Copy each of the entries below faithfully, setting aside any pictures.

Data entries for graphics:
==============================
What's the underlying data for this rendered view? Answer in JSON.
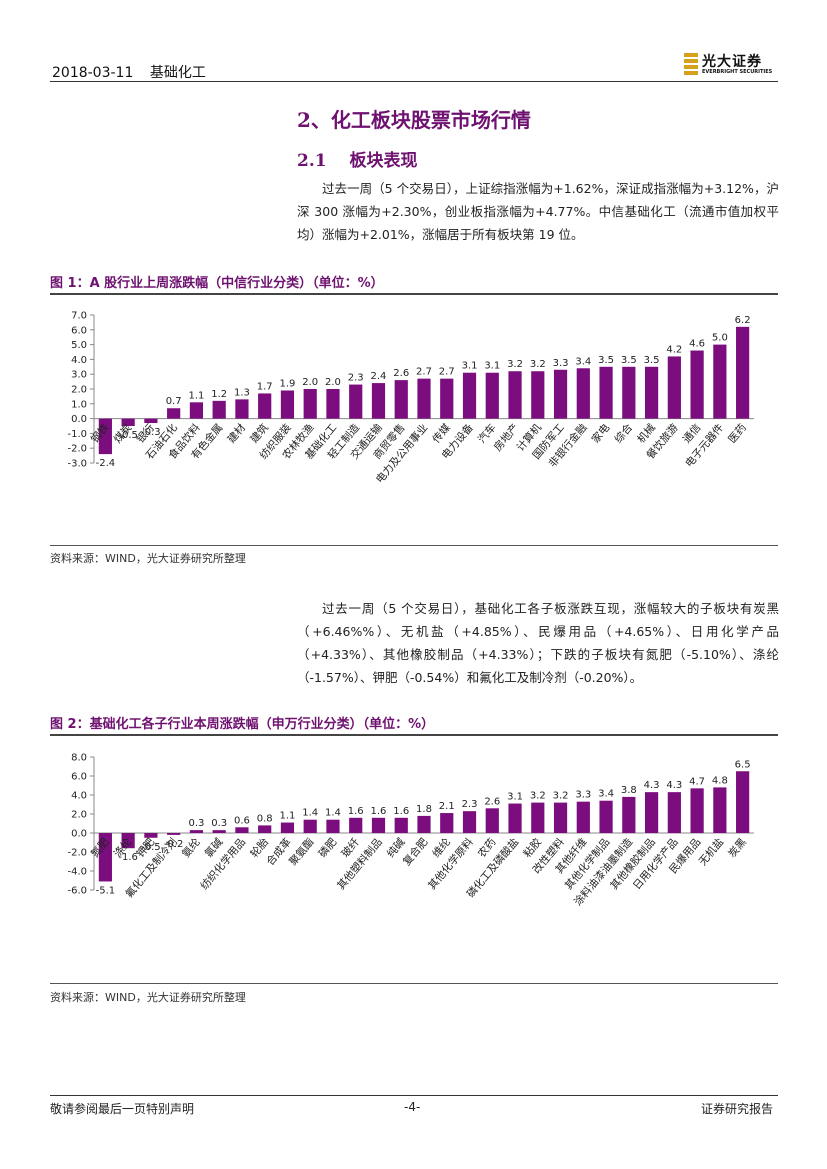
{
  "header": {
    "date": "2018-03-11",
    "industry": "基础化工",
    "logo_cn": "光大证券",
    "logo_en": "EVERBRIGHT SECURITIES"
  },
  "section": {
    "title": "2、化工板块股票市场行情",
    "subtitle": "2.1　 板块表现"
  },
  "paragraph1": "过去一周（5 个交易日），上证综指涨幅为+1.62%，深证成指涨幅为+3.12%，沪深 300 涨幅为+2.30%，创业板指涨幅为+4.77%。中信基础化工（流通市值加权平均）涨幅为+2.01%，涨幅居于所有板块第 19 位。",
  "figure1": {
    "title": "图 1：A 股行业上周涨跌幅（中信行业分类）（单位：%）",
    "source": "资料来源：WIND，光大证券研究所整理"
  },
  "paragraph2": "过去一周（5 个交易日），基础化工各子板涨跌互现，涨幅较大的子板块有炭黑（+6.46%%）、无机盐（+4.85%）、民爆用品（+4.65%）、日用化学产品（+4.33%）、其他橡胶制品（+4.33%）；下跌的子板块有氮肥（-5.10%）、涤纶（-1.57%）、钾肥（-0.54%）和氟化工及制冷剂（-0.20%）。",
  "figure2": {
    "title": "图 2：基础化工各子行业本周涨跌幅（申万行业分类）（单位：%）",
    "source": "资料来源：WIND，光大证券研究所整理"
  },
  "chart_data": [
    {
      "type": "bar",
      "categories": [
        "钢铁",
        "煤炭",
        "银行",
        "石油石化",
        "食品饮料",
        "有色金属",
        "建材",
        "建筑",
        "纺织服装",
        "农林牧渔",
        "基础化工",
        "轻工制造",
        "交通运输",
        "商贸零售",
        "电力及公用事业",
        "传媒",
        "电力设备",
        "汽车",
        "房地产",
        "计算机",
        "国防军工",
        "非银行金融",
        "家电",
        "综合",
        "机械",
        "餐饮旅游",
        "通信",
        "电子元器件",
        "医药"
      ],
      "values": [
        -2.4,
        -0.5,
        -0.3,
        0.7,
        1.1,
        1.2,
        1.3,
        1.7,
        1.9,
        2.0,
        2.0,
        2.3,
        2.4,
        2.6,
        2.7,
        2.7,
        3.1,
        3.1,
        3.2,
        3.2,
        3.3,
        3.4,
        3.5,
        3.5,
        3.5,
        4.2,
        4.6,
        5.0,
        6.2
      ],
      "y_ticks": [
        "7.0",
        "6.0",
        "5.0",
        "4.0",
        "3.0",
        "2.0",
        "1.0",
        "0.0",
        "-1.0",
        "-2.0",
        "-3.0"
      ],
      "ylim": [
        -3.0,
        7.0
      ],
      "color": "#7b0d7e",
      "grid": false
    },
    {
      "type": "bar",
      "categories": [
        "氮肥",
        "涤纶",
        "钾肥",
        "氟化工及制冷剂",
        "氨纶",
        "氯碱",
        "纺织化学用品",
        "轮胎",
        "合成革",
        "聚氨酯",
        "磷肥",
        "玻纤",
        "其他塑料制品",
        "纯碱",
        "复合肥",
        "维纶",
        "其他化学原料",
        "农药",
        "磷化工及磷酸盐",
        "粘胶",
        "改性塑料",
        "其他纤维",
        "其他化学制品",
        "涂料油漆油墨制造",
        "其他橡胶制品",
        "日用化学产品",
        "民爆用品",
        "无机盐",
        "炭黑"
      ],
      "values": [
        -5.1,
        -1.6,
        -0.5,
        -0.2,
        0.3,
        0.3,
        0.6,
        0.8,
        1.1,
        1.4,
        1.4,
        1.6,
        1.6,
        1.6,
        1.8,
        2.1,
        2.3,
        2.6,
        3.1,
        3.2,
        3.2,
        3.3,
        3.4,
        3.8,
        4.3,
        4.3,
        4.7,
        4.8,
        6.5
      ],
      "y_ticks": [
        "8.0",
        "6.0",
        "4.0",
        "2.0",
        "0.0",
        "-2.0",
        "-4.0",
        "-6.0"
      ],
      "ylim": [
        -6.0,
        8.0
      ],
      "color": "#7b0d7e",
      "grid": false
    }
  ],
  "footer": {
    "disclaimer": "敬请参阅最后一页特别声明",
    "page": "-4-",
    "report_type": "证券研究报告"
  }
}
==============================
» Output of the task
What's the underlying data for this rendered view? Answer in JSON.
{
  "header": {
    "date": "2018-03-11",
    "industry": "基础化工",
    "logo_cn": "光大证券",
    "logo_en": "EVERBRIGHT SECURITIES"
  },
  "section": {
    "title": "2、化工板块股票市场行情",
    "subtitle": "2.1　 板块表现"
  },
  "paragraph1": "过去一周（5 个交易日），上证综指涨幅为+1.62%，深证成指涨幅为+3.12%，沪深 300 涨幅为+2.30%，创业板指涨幅为+4.77%。中信基础化工（流通市值加权平均）涨幅为+2.01%，涨幅居于所有板块第 19 位。",
  "figure1": {
    "title": "图 1：A 股行业上周涨跌幅（中信行业分类）（单位：%）",
    "source": "资料来源：WIND，光大证券研究所整理"
  },
  "paragraph2": "过去一周（5 个交易日），基础化工各子板涨跌互现，涨幅较大的子板块有炭黑（+6.46%%）、无机盐（+4.85%）、民爆用品（+4.65%）、日用化学产品（+4.33%）、其他橡胶制品（+4.33%）；下跌的子板块有氮肥（-5.10%）、涤纶（-1.57%）、钾肥（-0.54%）和氟化工及制冷剂（-0.20%）。",
  "figure2": {
    "title": "图 2：基础化工各子行业本周涨跌幅（申万行业分类）（单位：%）",
    "source": "资料来源：WIND，光大证券研究所整理"
  },
  "chart_data": [
    {
      "type": "bar",
      "categories": [
        "钢铁",
        "煤炭",
        "银行",
        "石油石化",
        "食品饮料",
        "有色金属",
        "建材",
        "建筑",
        "纺织服装",
        "农林牧渔",
        "基础化工",
        "轻工制造",
        "交通运输",
        "商贸零售",
        "电力及公用事业",
        "传媒",
        "电力设备",
        "汽车",
        "房地产",
        "计算机",
        "国防军工",
        "非银行金融",
        "家电",
        "综合",
        "机械",
        "餐饮旅游",
        "通信",
        "电子元器件",
        "医药"
      ],
      "values": [
        -2.4,
        -0.5,
        -0.3,
        0.7,
        1.1,
        1.2,
        1.3,
        1.7,
        1.9,
        2.0,
        2.0,
        2.3,
        2.4,
        2.6,
        2.7,
        2.7,
        3.1,
        3.1,
        3.2,
        3.2,
        3.3,
        3.4,
        3.5,
        3.5,
        3.5,
        4.2,
        4.6,
        5.0,
        6.2
      ],
      "y_ticks": [
        "7.0",
        "6.0",
        "5.0",
        "4.0",
        "3.0",
        "2.0",
        "1.0",
        "0.0",
        "-1.0",
        "-2.0",
        "-3.0"
      ],
      "ylim": [
        -3.0,
        7.0
      ],
      "color": "#7b0d7e",
      "grid": false
    },
    {
      "type": "bar",
      "categories": [
        "氮肥",
        "涤纶",
        "钾肥",
        "氟化工及制冷剂",
        "氨纶",
        "氯碱",
        "纺织化学用品",
        "轮胎",
        "合成革",
        "聚氨酯",
        "磷肥",
        "玻纤",
        "其他塑料制品",
        "纯碱",
        "复合肥",
        "维纶",
        "其他化学原料",
        "农药",
        "磷化工及磷酸盐",
        "粘胶",
        "改性塑料",
        "其他纤维",
        "其他化学制品",
        "涂料油漆油墨制造",
        "其他橡胶制品",
        "日用化学产品",
        "民爆用品",
        "无机盐",
        "炭黑"
      ],
      "values": [
        -5.1,
        -1.6,
        -0.5,
        -0.2,
        0.3,
        0.3,
        0.6,
        0.8,
        1.1,
        1.4,
        1.4,
        1.6,
        1.6,
        1.6,
        1.8,
        2.1,
        2.3,
        2.6,
        3.1,
        3.2,
        3.2,
        3.3,
        3.4,
        3.8,
        4.3,
        4.3,
        4.7,
        4.8,
        6.5
      ],
      "y_ticks": [
        "8.0",
        "6.0",
        "4.0",
        "2.0",
        "0.0",
        "-2.0",
        "-4.0",
        "-6.0"
      ],
      "ylim": [
        -6.0,
        8.0
      ],
      "color": "#7b0d7e",
      "grid": false
    }
  ],
  "footer": {
    "disclaimer": "敬请参阅最后一页特别声明",
    "page": "-4-",
    "report_type": "证券研究报告"
  }
}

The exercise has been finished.